Reproduce the listing below line for line, with no changes.

Start of STORED ROWS

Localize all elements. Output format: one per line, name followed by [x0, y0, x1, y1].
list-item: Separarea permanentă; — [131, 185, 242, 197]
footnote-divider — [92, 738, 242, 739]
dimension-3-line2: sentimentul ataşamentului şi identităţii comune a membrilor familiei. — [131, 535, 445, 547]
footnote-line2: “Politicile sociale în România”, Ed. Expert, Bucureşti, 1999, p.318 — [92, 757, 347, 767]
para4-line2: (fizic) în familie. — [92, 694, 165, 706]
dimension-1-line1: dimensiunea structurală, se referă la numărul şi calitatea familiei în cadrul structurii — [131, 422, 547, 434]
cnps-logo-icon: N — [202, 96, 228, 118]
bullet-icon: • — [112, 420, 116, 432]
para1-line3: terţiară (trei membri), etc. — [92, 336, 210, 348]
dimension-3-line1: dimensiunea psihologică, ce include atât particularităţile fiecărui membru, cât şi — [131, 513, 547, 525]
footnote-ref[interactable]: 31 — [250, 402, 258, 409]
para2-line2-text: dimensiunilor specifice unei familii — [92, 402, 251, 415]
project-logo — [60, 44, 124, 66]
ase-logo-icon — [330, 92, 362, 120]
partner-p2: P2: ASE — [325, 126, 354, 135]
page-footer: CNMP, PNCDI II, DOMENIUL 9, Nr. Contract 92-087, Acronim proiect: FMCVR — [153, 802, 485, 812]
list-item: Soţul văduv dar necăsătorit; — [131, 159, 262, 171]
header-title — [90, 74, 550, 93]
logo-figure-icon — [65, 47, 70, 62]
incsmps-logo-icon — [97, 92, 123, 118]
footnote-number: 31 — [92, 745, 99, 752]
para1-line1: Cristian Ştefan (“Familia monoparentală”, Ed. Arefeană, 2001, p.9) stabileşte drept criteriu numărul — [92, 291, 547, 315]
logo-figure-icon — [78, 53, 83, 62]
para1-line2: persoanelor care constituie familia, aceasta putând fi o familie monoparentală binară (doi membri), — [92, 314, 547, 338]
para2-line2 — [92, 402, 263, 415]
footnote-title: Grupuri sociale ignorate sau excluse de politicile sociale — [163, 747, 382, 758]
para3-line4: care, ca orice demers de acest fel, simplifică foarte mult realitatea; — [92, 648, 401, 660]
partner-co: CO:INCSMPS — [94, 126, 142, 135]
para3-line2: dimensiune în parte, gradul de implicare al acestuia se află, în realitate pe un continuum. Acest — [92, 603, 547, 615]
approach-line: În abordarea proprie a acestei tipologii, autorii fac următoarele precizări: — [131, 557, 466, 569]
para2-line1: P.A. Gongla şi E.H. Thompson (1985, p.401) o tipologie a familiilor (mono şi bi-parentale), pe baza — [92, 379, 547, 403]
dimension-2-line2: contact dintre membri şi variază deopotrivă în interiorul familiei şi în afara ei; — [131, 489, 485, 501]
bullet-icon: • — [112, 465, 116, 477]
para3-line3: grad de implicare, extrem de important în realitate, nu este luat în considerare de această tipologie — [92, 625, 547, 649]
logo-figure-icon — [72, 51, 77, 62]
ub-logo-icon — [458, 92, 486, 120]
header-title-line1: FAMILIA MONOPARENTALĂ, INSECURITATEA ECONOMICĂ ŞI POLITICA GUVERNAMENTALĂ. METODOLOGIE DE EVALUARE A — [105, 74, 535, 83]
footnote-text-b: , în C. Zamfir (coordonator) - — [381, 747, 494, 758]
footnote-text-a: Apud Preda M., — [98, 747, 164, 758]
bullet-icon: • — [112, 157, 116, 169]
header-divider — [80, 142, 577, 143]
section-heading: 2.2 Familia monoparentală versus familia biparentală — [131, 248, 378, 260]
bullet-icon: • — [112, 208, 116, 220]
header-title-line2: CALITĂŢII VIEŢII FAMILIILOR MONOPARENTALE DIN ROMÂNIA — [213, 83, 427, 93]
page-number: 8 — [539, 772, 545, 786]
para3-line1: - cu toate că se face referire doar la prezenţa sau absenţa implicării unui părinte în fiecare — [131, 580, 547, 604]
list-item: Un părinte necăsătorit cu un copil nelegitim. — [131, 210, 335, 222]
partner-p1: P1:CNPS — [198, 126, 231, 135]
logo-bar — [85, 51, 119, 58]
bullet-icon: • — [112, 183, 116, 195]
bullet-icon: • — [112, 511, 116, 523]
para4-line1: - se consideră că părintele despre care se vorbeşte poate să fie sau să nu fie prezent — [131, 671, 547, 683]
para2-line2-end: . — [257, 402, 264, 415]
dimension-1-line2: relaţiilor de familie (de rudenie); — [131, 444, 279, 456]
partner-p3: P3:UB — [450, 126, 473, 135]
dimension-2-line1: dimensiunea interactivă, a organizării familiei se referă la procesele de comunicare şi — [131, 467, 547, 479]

End of STORED ROWS

> [FULL ANSWER]:
Localize all elements. Output format: one per line, name followed by [x0, y0, x1, y1].
list-item: Separarea permanentă; — [131, 185, 242, 197]
footnote-divider — [92, 738, 242, 739]
dimension-3-line2: sentimentul ataşamentului şi identităţii comune a membrilor familiei. — [131, 535, 445, 547]
footnote-line2: “Politicile sociale în România”, Ed. Expert, Bucureşti, 1999, p.318 — [92, 757, 347, 767]
para4-line2: (fizic) în familie. — [92, 694, 165, 706]
dimension-1-line1: dimensiunea structurală, se referă la numărul şi calitatea familiei în cadrul structurii — [131, 422, 547, 434]
cnps-logo-icon: N — [202, 96, 228, 118]
bullet-icon: • — [112, 420, 116, 432]
para1-line3: terţiară (trei membri), etc. — [92, 336, 210, 348]
dimension-3-line1: dimensiunea psihologică, ce include atât particularităţile fiecărui membru, cât şi — [131, 513, 547, 525]
footnote-ref[interactable]: 31 — [250, 402, 258, 409]
para2-line2-text: dimensiunilor specifice unei familii — [92, 402, 251, 415]
project-logo — [60, 44, 124, 66]
ase-logo-icon — [330, 92, 362, 120]
partner-p2: P2: ASE — [325, 126, 354, 135]
page-footer: CNMP, PNCDI II, DOMENIUL 9, Nr. Contract 92-087, Acronim proiect: FMCVR — [153, 802, 485, 812]
list-item: Soţul văduv dar necăsătorit; — [131, 159, 262, 171]
header-title — [90, 74, 550, 93]
logo-figure-icon — [65, 47, 70, 62]
incsmps-logo-icon — [97, 92, 123, 118]
footnote-number: 31 — [92, 745, 99, 752]
para1-line1: Cristian Ştefan (“Familia monoparentală”, Ed. Arefeană, 2001, p.9) stabileşte drept criteriu numărul — [92, 291, 547, 315]
logo-figure-icon — [78, 53, 83, 62]
para1-line2: persoanelor care constituie familia, aceasta putând fi o familie monoparentală binară (doi membri), — [92, 314, 547, 338]
para2-line2 — [92, 402, 263, 415]
footnote-title: Grupuri sociale ignorate sau excluse de politicile sociale — [163, 747, 382, 758]
para3-line4: care, ca orice demers de acest fel, simplifică foarte mult realitatea; — [92, 648, 401, 660]
partner-co: CO:INCSMPS — [94, 126, 142, 135]
para3-line2: dimensiune în parte, gradul de implicare al acestuia se află, în realitate pe un continuum. Acest — [92, 603, 547, 615]
approach-line: În abordarea proprie a acestei tipologii, autorii fac următoarele precizări: — [131, 557, 466, 569]
para2-line1: P.A. Gongla şi E.H. Thompson (1985, p.401) o tipologie a familiilor (mono şi bi-parentale), pe baza — [92, 379, 547, 403]
dimension-2-line2: contact dintre membri şi variază deopotrivă în interiorul familiei şi în afara ei; — [131, 489, 485, 501]
bullet-icon: • — [112, 465, 116, 477]
para3-line3: grad de implicare, extrem de important în realitate, nu este luat în considerare de această tipologie — [92, 625, 547, 649]
logo-figure-icon — [72, 51, 77, 62]
ub-logo-icon — [458, 92, 486, 120]
header-title-line1: FAMILIA MONOPARENTALĂ, INSECURITATEA ECONOMICĂ ŞI POLITICA GUVERNAMENTALĂ. METODOLOGIE DE EVALUARE A — [105, 74, 535, 83]
footnote-text-b: , în C. Zamfir (coordonator) - — [381, 747, 494, 758]
footnote-text-a: Apud Preda M., — [98, 747, 164, 758]
bullet-icon: • — [112, 157, 116, 169]
header-divider — [80, 142, 577, 143]
section-heading: 2.2 Familia monoparentală versus familia biparentală — [131, 248, 378, 260]
bullet-icon: • — [112, 208, 116, 220]
header-title-line2: CALITĂŢII VIEŢII FAMILIILOR MONOPARENTALE DIN ROMÂNIA — [213, 83, 427, 93]
page-number: 8 — [539, 772, 545, 786]
para3-line1: - cu toate că se face referire doar la prezenţa sau absenţa implicării unui părinte în fiecare — [131, 580, 547, 604]
list-item: Un părinte necăsătorit cu un copil nelegitim. — [131, 210, 335, 222]
partner-p1: P1:CNPS — [198, 126, 231, 135]
logo-bar — [85, 51, 119, 58]
bullet-icon: • — [112, 183, 116, 195]
bullet-icon: • — [112, 511, 116, 523]
para4-line1: - se consideră că părintele despre care se vorbeşte poate să fie sau să nu fie prezent — [131, 671, 547, 683]
para2-line2-end: . — [257, 402, 264, 415]
dimension-1-line2: relaţiilor de familie (de rudenie); — [131, 444, 279, 456]
partner-p3: P3:UB — [450, 126, 473, 135]
dimension-2-line1: dimensiunea interactivă, a organizării familiei se referă la procesele de comunicare şi — [131, 467, 547, 479]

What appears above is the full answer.